Stored entries:
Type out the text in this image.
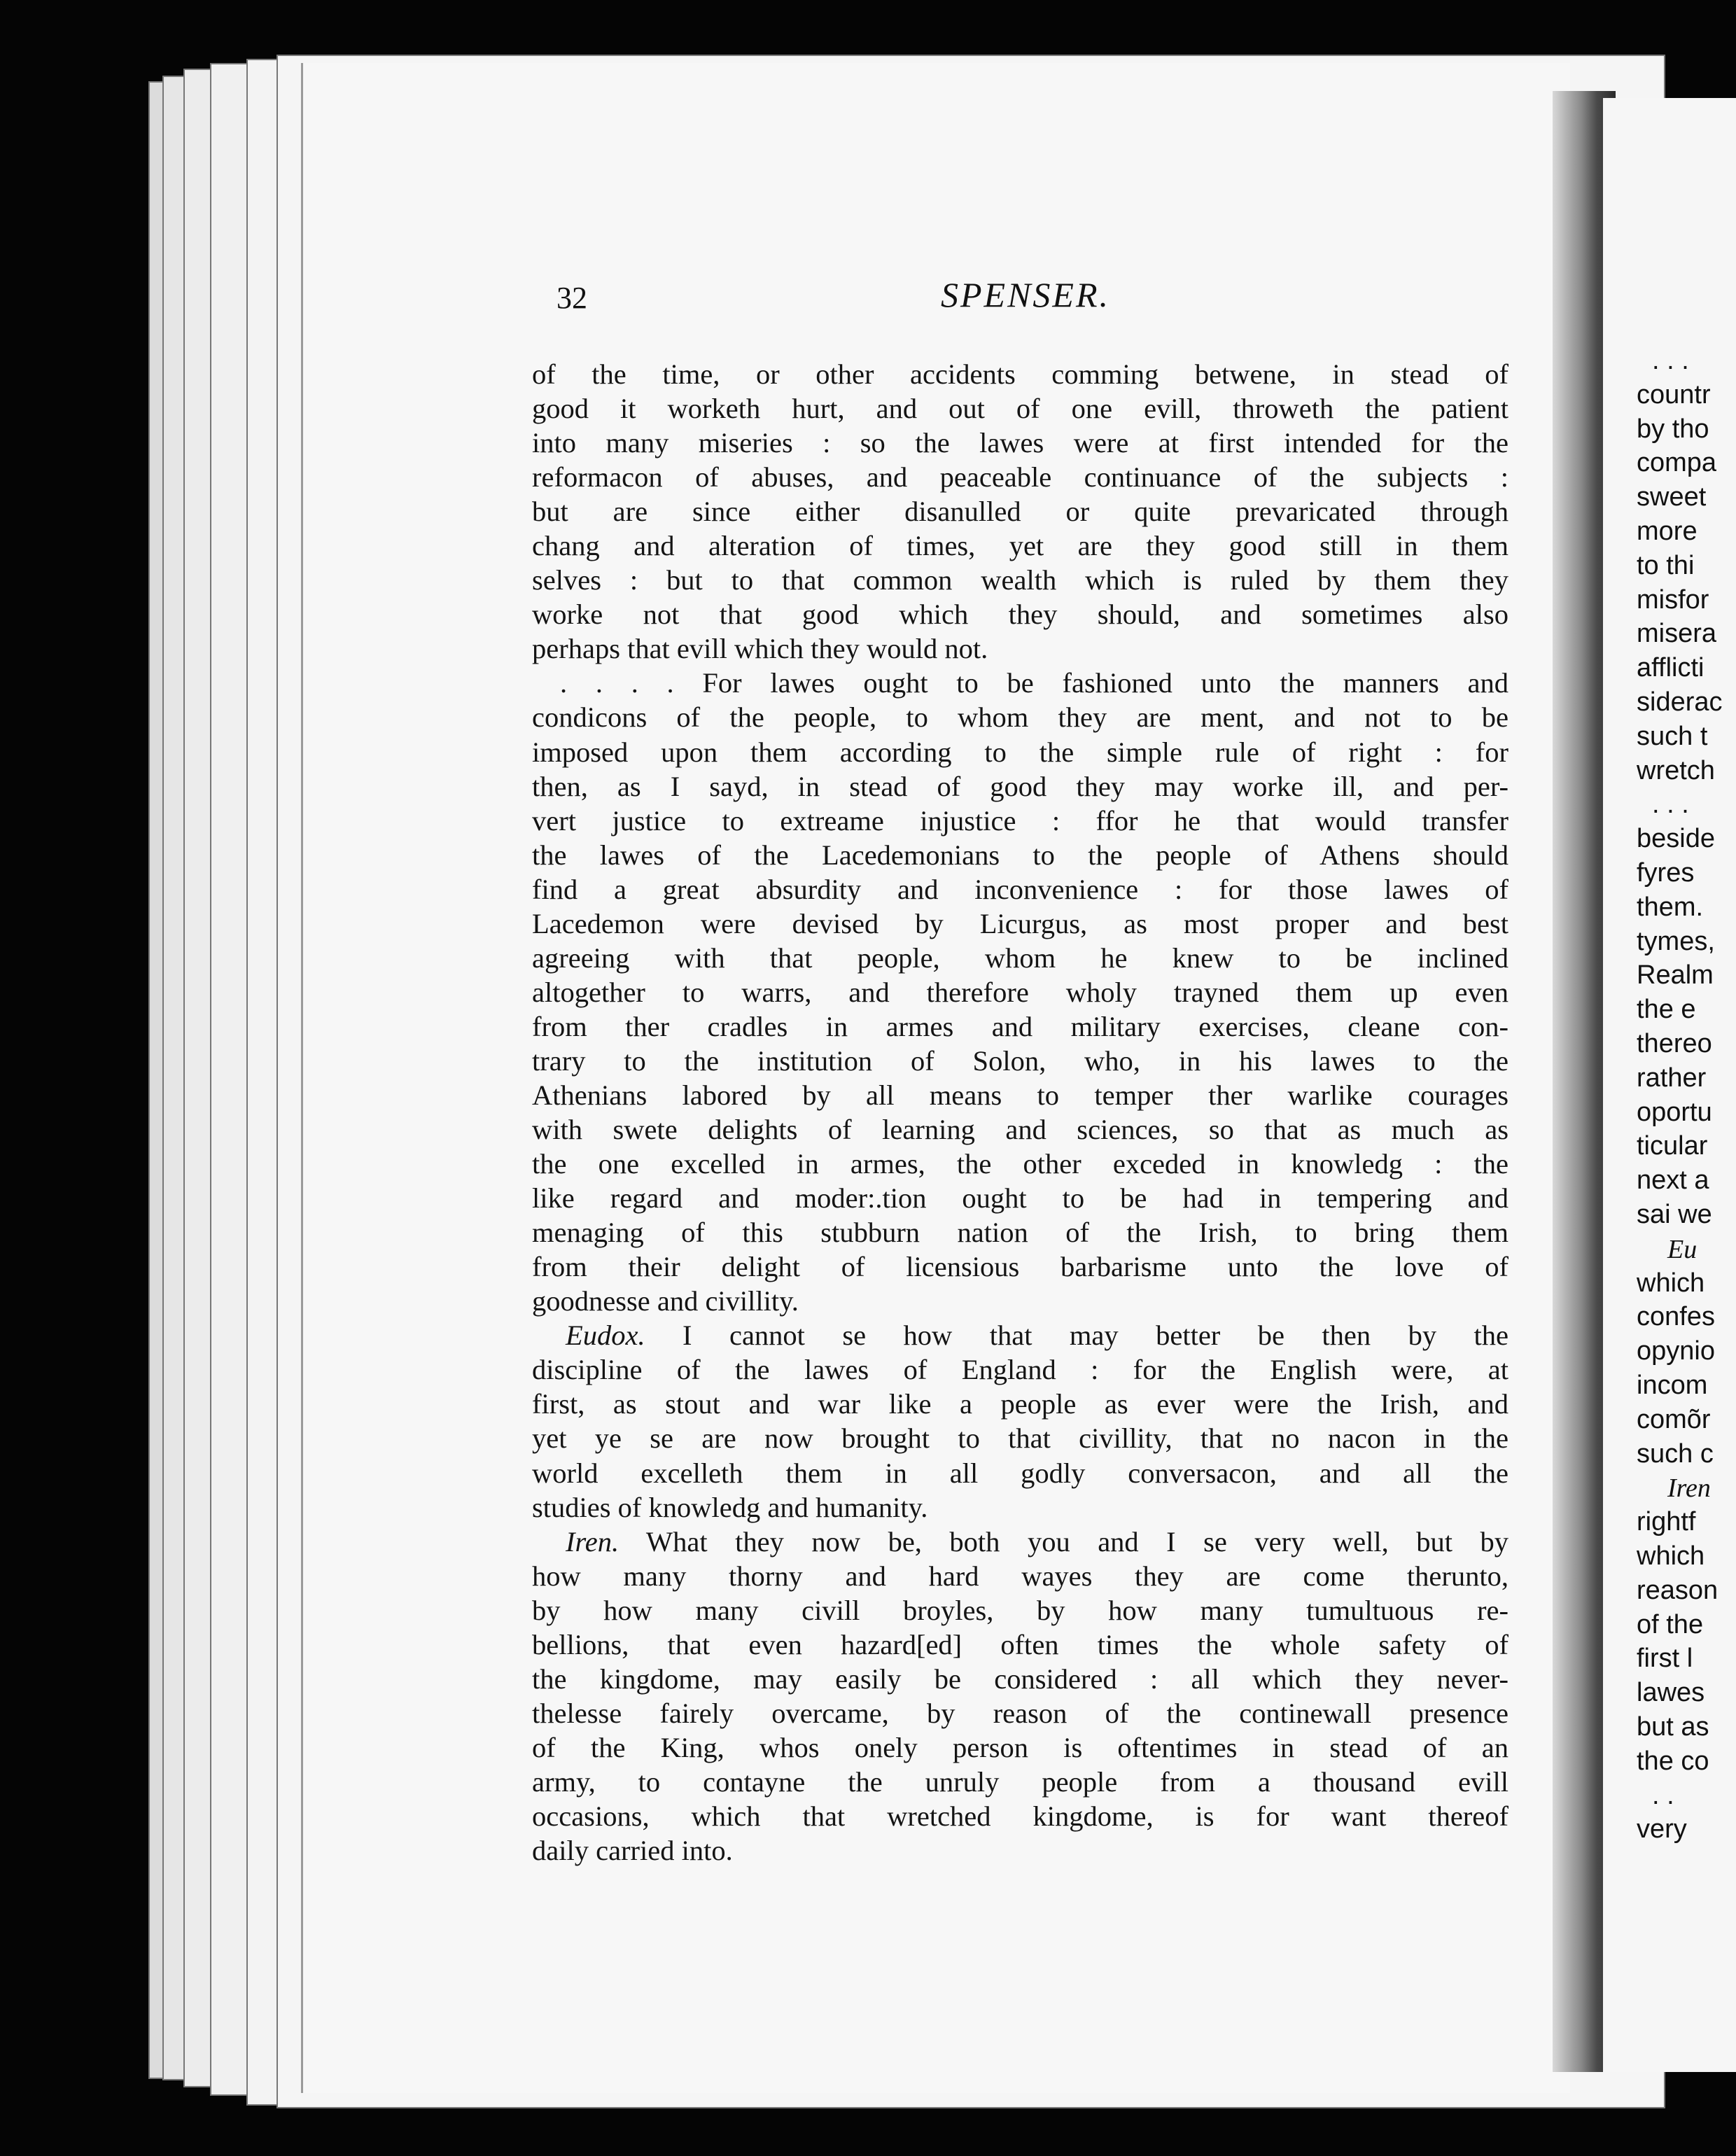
. . .
countr
by tho
compa
sweet
more
to thi
misfor
misera
afflicti
siderac
such t
wretch
. . .
beside
fyres
them.
tymes,
Realm
the e
thereo
rather
oportu
ticular
next a
sai we
Eu
which
confes
opynio
incom
comõr
such c
Iren
rightf
which
reason
of the
first l
lawes
but as
the co
. .
very
32	SPENSER.
of the time, or other accidents comming betwene, in stead of
good it worketh hurt, and out of one evill, throweth the patient
into many miseries : so the lawes were at first intended for the
reformacon of abuses, and peaceable continuance of the subjects :
but are since either disanulled or quite prevaricated through
chang and alteration of times, yet are they good still in them
selves : but to that common wealth which is ruled by them they
worke not that good which they should, and sometimes also
perhaps that evill which they would not.
. . . . For lawes ought to be fashioned unto the manners and
condicons of the people, to whom they are ment, and not to be
imposed upon them according to the simple rule of right : for
then, as I sayd, in stead of good they may worke ill, and per-
vert justice to extreame injustice : ffor he that would transfer
the lawes of the Lacedemonians to the people of Athens should
find a great absurdity and inconvenience : for those lawes of
Lacedemon were devised by Licurgus, as most proper and best
agreeing with that people, whom he knew to be inclined
altogether to warrs, and therefore wholy trayned them up even
from ther cradles in armes and military exercises, cleane con-
trary to the institution of Solon, who, in his lawes to the
Athenians labored by all means to temper ther warlike courages
with swete delights of learning and sciences, so that as much as
the one excelled in armes, the other exceded in knowledg : the
like regard and moder:.tion ought to be had in tempering and
menaging of this stubburn nation of the Irish, to bring them
from their delight of licensious barbarisme unto the love of
goodnesse and civillity.
Eudox. I cannot se how that may better be then by the
discipline of the lawes of England : for the English were, at
first, as stout and war like a people as ever were the Irish, and
yet ye se are now brought to that civillity, that no nacon in the
world excelleth them in all godly conversacon, and all the
studies of knowledg and humanity.
Iren. What they now be, both you and I se very well, but by
how many thorny and hard wayes they are come therunto,
by how many civill broyles, by how many tumultuous re-
bellions, that even hazard[ed] often times the whole safety of
the kingdome, may easily be considered : all which they never-
thelesse fairely overcame, by reason of the continewall presence
of the King, whos onely person is oftentimes in stead of an
army, to contayne the unruly people from a thousand evill
occasions, which that wretched kingdome, is for want thereof
daily carried into.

_Work to complete_
Excluding the pictures, reproduce every entry exactly as given.

_The output_
Type out the text in this image.
. . .
countr
by tho
compa
sweet
more
to thi
misfor
misera
afflicti
siderac
such t
wretch
. . .
beside
fyres
them.
tymes,
Realm
the e
thereo
rather
oportu
ticular
next a
sai we
Eu
which
confes
opynio
incom
comõr
such c
Iren
rightf
which
reason
of the
first l
lawes
but as
the co
. .
very
32	SPENSER.
of the time, or other accidents comming betwene, in stead of
good it worketh hurt, and out of one evill, throweth the patient
into many miseries : so the lawes were at first intended for the
reformacon of abuses, and peaceable continuance of the subjects :
but are since either disanulled or quite prevaricated through
chang and alteration of times, yet are they good still in them
selves : but to that common wealth which is ruled by them they
worke not that good which they should, and sometimes also
perhaps that evill which they would not.
. . . . For lawes ought to be fashioned unto the manners and
condicons of the people, to whom they are ment, and not to be
imposed upon them according to the simple rule of right : for
then, as I sayd, in stead of good they may worke ill, and per-
vert justice to extreame injustice : ffor he that would transfer
the lawes of the Lacedemonians to the people of Athens should
find a great absurdity and inconvenience : for those lawes of
Lacedemon were devised by Licurgus, as most proper and best
agreeing with that people, whom he knew to be inclined
altogether to warrs, and therefore wholy trayned them up even
from ther cradles in armes and military exercises, cleane con-
trary to the institution of Solon, who, in his lawes to the
Athenians labored by all means to temper ther warlike courages
with swete delights of learning and sciences, so that as much as
the one excelled in armes, the other exceded in knowledg : the
like regard and moder:.tion ought to be had in tempering and
menaging of this stubburn nation of the Irish, to bring them
from their delight of licensious barbarisme unto the love of
goodnesse and civillity.
Eudox. I cannot se how that may better be then by the
discipline of the lawes of England : for the English were, at
first, as stout and war like a people as ever were the Irish, and
yet ye se are now brought to that civillity, that no nacon in the
world excelleth them in all godly conversacon, and all the
studies of knowledg and humanity.
Iren. What they now be, both you and I se very well, but by
how many thorny and hard wayes they are come therunto,
by how many civill broyles, by how many tumultuous re-
bellions, that even hazard[ed] often times the whole safety of
the kingdome, may easily be considered : all which they never-
thelesse fairely overcame, by reason of the continewall presence
of the King, whos onely person is oftentimes in stead of an
army, to contayne the unruly people from a thousand evill
occasions, which that wretched kingdome, is for want thereof
daily carried into.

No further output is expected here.